[Work to do]: With the pictures left out, copy the listing below exactly.

[Data shown]:
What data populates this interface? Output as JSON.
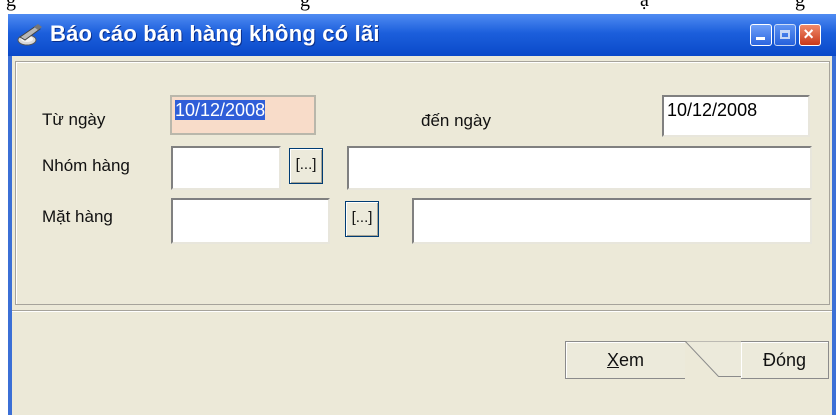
{
  "window": {
    "title": "Báo cáo bán hàng không có lãi",
    "icon": "report-icon"
  },
  "titlebar_buttons": {
    "minimize": "minimize-icon",
    "maximize": "maximize-icon",
    "close": "close-icon"
  },
  "form": {
    "from_date_label": "Từ ngày",
    "from_date_value": "10/12/2008",
    "to_date_label": "đến ngày",
    "to_date_value": "10/12/2008",
    "group_label": "Nhóm hàng",
    "group_code": "",
    "group_name": "",
    "item_label": "Mặt hàng",
    "item_code": "",
    "item_name": "",
    "browse_label": "[...]"
  },
  "buttons": {
    "view_label_prefix": "X",
    "view_label_rest": "em",
    "close_label_prefix": "Đón",
    "close_label_underlined": "g"
  },
  "colors": {
    "titlebar": "#0a49c9",
    "client_bg": "#ece9d8",
    "selected_field_bg": "#f8dcc9"
  }
}
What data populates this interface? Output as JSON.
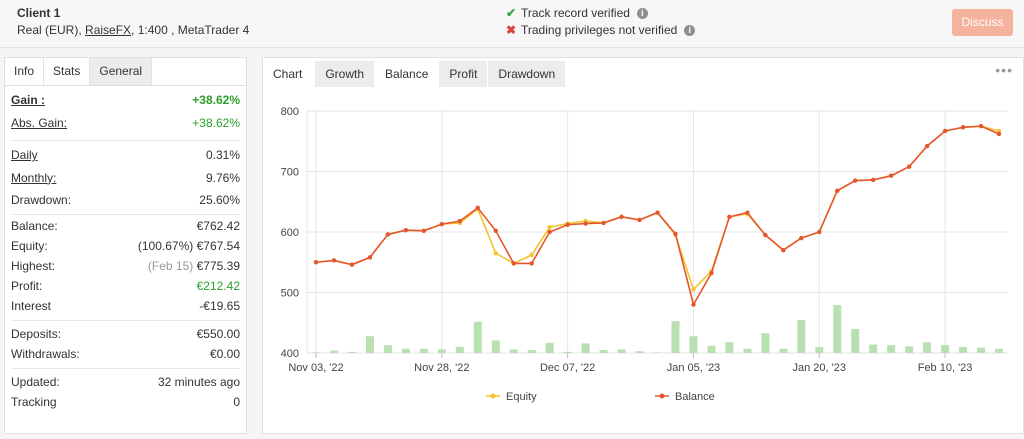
{
  "header": {
    "client_name": "Client 1",
    "account_type": "Real (EUR),",
    "broker": "RaiseFX",
    "leverage_platform": ", 1:400 , MetaTrader 4",
    "track_record": "Track record verified",
    "trading_privileges": "Trading privileges not verified",
    "discuss_label": "Discuss",
    "info_glyph": "i"
  },
  "left_tabs": [
    "Info",
    "Stats",
    "General"
  ],
  "stats": {
    "gain": {
      "label": "Gain :",
      "value": "+38.62%"
    },
    "abs_gain": {
      "label": "Abs. Gain:",
      "value": "+38.62%"
    },
    "daily": {
      "label": "Daily",
      "value": "0.31%"
    },
    "monthly": {
      "label": "Monthly:",
      "value": "9.76%"
    },
    "drawdown": {
      "label": "Drawdown:",
      "value": "25.60%"
    },
    "balance": {
      "label": "Balance:",
      "value": "€762.42"
    },
    "equity": {
      "label": "Equity:",
      "pct": "(100.67%)",
      "value": "€767.54"
    },
    "highest": {
      "label": "Highest:",
      "date": "(Feb 15)",
      "value": "€775.39"
    },
    "profit": {
      "label": "Profit:",
      "value": "€212.42"
    },
    "interest": {
      "label": "Interest",
      "value": "-€19.65"
    },
    "deposits": {
      "label": "Deposits:",
      "value": "€550.00"
    },
    "withdrawals": {
      "label": "Withdrawals:",
      "value": "€0.00"
    },
    "updated": {
      "label": "Updated:",
      "value": "32 minutes ago"
    },
    "tracking": {
      "label": "Tracking",
      "value": "0"
    }
  },
  "right_tabs": {
    "label": "Chart",
    "tabs": [
      "Growth",
      "Balance",
      "Profit",
      "Drawdown"
    ],
    "active": "Balance",
    "more_glyph": "•••"
  },
  "colors": {
    "balance": "#e4572e",
    "equity": "#f4c430",
    "volume": "#b9e0b0",
    "grid": "#e6e6e6"
  },
  "chart_data": {
    "type": "line",
    "ylim": [
      400,
      800
    ],
    "yticks": [
      400,
      500,
      600,
      700,
      800
    ],
    "xtick_labels": [
      "Nov 03, '22",
      "Nov 28, '22",
      "Dec 07, '22",
      "Jan 05, '23",
      "Jan 20, '23",
      "Feb 10, '23"
    ],
    "xtick_index": [
      0,
      7,
      14,
      21,
      28,
      35
    ],
    "series": [
      {
        "name": "Equity",
        "values": [
          550,
          553,
          546,
          558,
          596,
          603,
          602,
          613,
          615,
          638,
          565,
          548,
          562,
          608,
          614,
          618,
          615,
          625,
          620,
          632,
          595,
          505,
          535,
          625,
          630,
          595,
          570,
          590,
          600,
          668,
          685,
          686,
          693,
          708,
          742,
          767,
          773,
          775,
          767
        ]
      },
      {
        "name": "Balance",
        "values": [
          550,
          553,
          546,
          558,
          596,
          603,
          602,
          613,
          618,
          640,
          602,
          548,
          548,
          600,
          612,
          614,
          615,
          625,
          620,
          632,
          597,
          480,
          532,
          625,
          632,
          595,
          570,
          590,
          600,
          668,
          685,
          686,
          693,
          708,
          742,
          767,
          773,
          775,
          762
        ]
      }
    ],
    "volume": [
      1,
      4,
      2,
      28,
      13,
      7,
      7,
      6,
      10,
      52,
      21,
      6,
      5,
      17,
      2,
      16,
      5,
      6,
      3,
      1,
      53,
      28,
      12,
      18,
      7,
      33,
      7,
      55,
      10,
      80,
      40,
      14,
      13,
      11,
      18,
      13,
      10,
      9,
      7
    ]
  }
}
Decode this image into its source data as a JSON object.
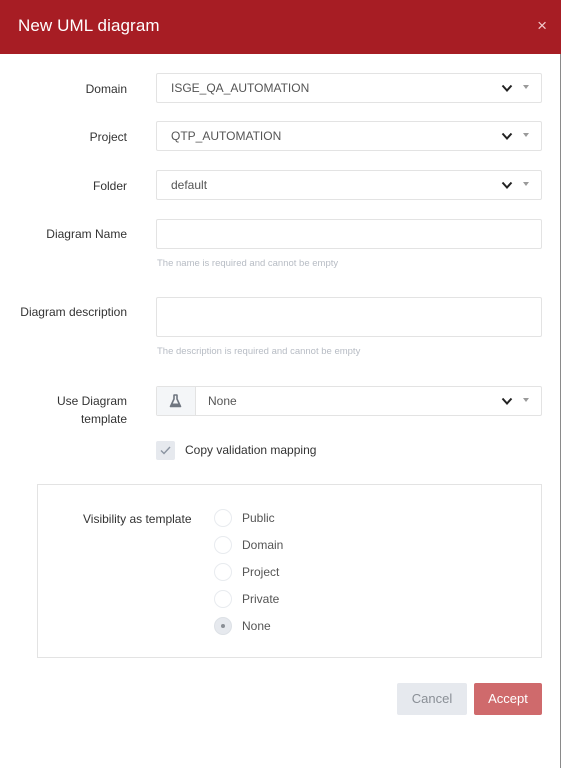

[Answer to the problem]:
What data populates this interface? Output as JSON.
{
  "window": {
    "title": "Báo cáo bán hàng không có lãi",
    "icon": "report-icon"
  },
  "titlebar_buttons": {
    "minimize": "minimize-icon",
    "maximize": "maximize-icon",
    "close": "close-icon"
  },
  "form": {
    "from_date_label": "Từ ngày",
    "from_date_value": "10/12/2008",
    "to_date_label": "đến ngày",
    "to_date_value": "10/12/2008",
    "group_label": "Nhóm hàng",
    "group_code": "",
    "group_name": "",
    "item_label": "Mặt hàng",
    "item_code": "",
    "item_name": "",
    "browse_label": "[...]"
  },
  "buttons": {
    "view_label_prefix": "X",
    "view_label_rest": "em",
    "close_label_prefix": "Đón",
    "close_label_underlined": "g"
  },
  "colors": {
    "titlebar": "#0a49c9",
    "client_bg": "#ece9d8",
    "selected_field_bg": "#f8dcc9"
  }
}
What data populates this interface? Output as JSON.
{
  "header": {
    "client_name": "Client 1",
    "account_type": "Real (EUR),",
    "broker": "RaiseFX",
    "leverage_platform": ", 1:400 , MetaTrader 4",
    "track_record": "Track record verified",
    "trading_privileges": "Trading privileges not verified",
    "discuss_label": "Discuss",
    "info_glyph": "i"
  },
  "left_tabs": [
    "Info",
    "Stats",
    "General"
  ],
  "stats": {
    "gain": {
      "label": "Gain :",
      "value": "+38.62%"
    },
    "abs_gain": {
      "label": "Abs. Gain:",
      "value": "+38.62%"
    },
    "daily": {
      "label": "Daily",
      "value": "0.31%"
    },
    "monthly": {
      "label": "Monthly:",
      "value": "9.76%"
    },
    "drawdown": {
      "label": "Drawdown:",
      "value": "25.60%"
    },
    "balance": {
      "label": "Balance:",
      "value": "€762.42"
    },
    "equity": {
      "label": "Equity:",
      "pct": "(100.67%)",
      "value": "€767.54"
    },
    "highest": {
      "label": "Highest:",
      "date": "(Feb 15)",
      "value": "€775.39"
    },
    "profit": {
      "label": "Profit:",
      "value": "€212.42"
    },
    "interest": {
      "label": "Interest",
      "value": "-€19.65"
    },
    "deposits": {
      "label": "Deposits:",
      "value": "€550.00"
    },
    "withdrawals": {
      "label": "Withdrawals:",
      "value": "€0.00"
    },
    "updated": {
      "label": "Updated:",
      "value": "32 minutes ago"
    },
    "tracking": {
      "label": "Tracking",
      "value": "0"
    }
  },
  "right_tabs": {
    "label": "Chart",
    "tabs": [
      "Growth",
      "Balance",
      "Profit",
      "Drawdown"
    ],
    "active": "Balance",
    "more_glyph": "•••"
  },
  "colors": {
    "balance": "#e4572e",
    "equity": "#f4c430",
    "volume": "#b9e0b0",
    "grid": "#e6e6e6"
  },
  "chart_data": {
    "type": "line",
    "ylim": [
      400,
      800
    ],
    "yticks": [
      400,
      500,
      600,
      700,
      800
    ],
    "xtick_labels": [
      "Nov 03, '22",
      "Nov 28, '22",
      "Dec 07, '22",
      "Jan 05, '23",
      "Jan 20, '23",
      "Feb 10, '23"
    ],
    "xtick_index": [
      0,
      7,
      14,
      21,
      28,
      35
    ],
    "series": [
      {
        "name": "Equity",
        "values": [
          550,
          553,
          546,
          558,
          596,
          603,
          602,
          613,
          615,
          638,
          565,
          548,
          562,
          608,
          614,
          618,
          615,
          625,
          620,
          632,
          595,
          505,
          535,
          625,
          630,
          595,
          570,
          590,
          600,
          668,
          685,
          686,
          693,
          708,
          742,
          767,
          773,
          775,
          767
        ]
      },
      {
        "name": "Balance",
        "values": [
          550,
          553,
          546,
          558,
          596,
          603,
          602,
          613,
          618,
          640,
          602,
          548,
          548,
          600,
          612,
          614,
          615,
          625,
          620,
          632,
          597,
          480,
          532,
          625,
          632,
          595,
          570,
          590,
          600,
          668,
          685,
          686,
          693,
          708,
          742,
          767,
          773,
          775,
          762
        ]
      }
    ],
    "volume": [
      1,
      4,
      2,
      28,
      13,
      7,
      7,
      6,
      10,
      52,
      21,
      6,
      5,
      17,
      2,
      16,
      5,
      6,
      3,
      1,
      53,
      28,
      12,
      18,
      7,
      33,
      7,
      55,
      10,
      80,
      40,
      14,
      13,
      11,
      18,
      13,
      10,
      9,
      7
    ]
  }
}
Decode this image into its source data as a JSON object.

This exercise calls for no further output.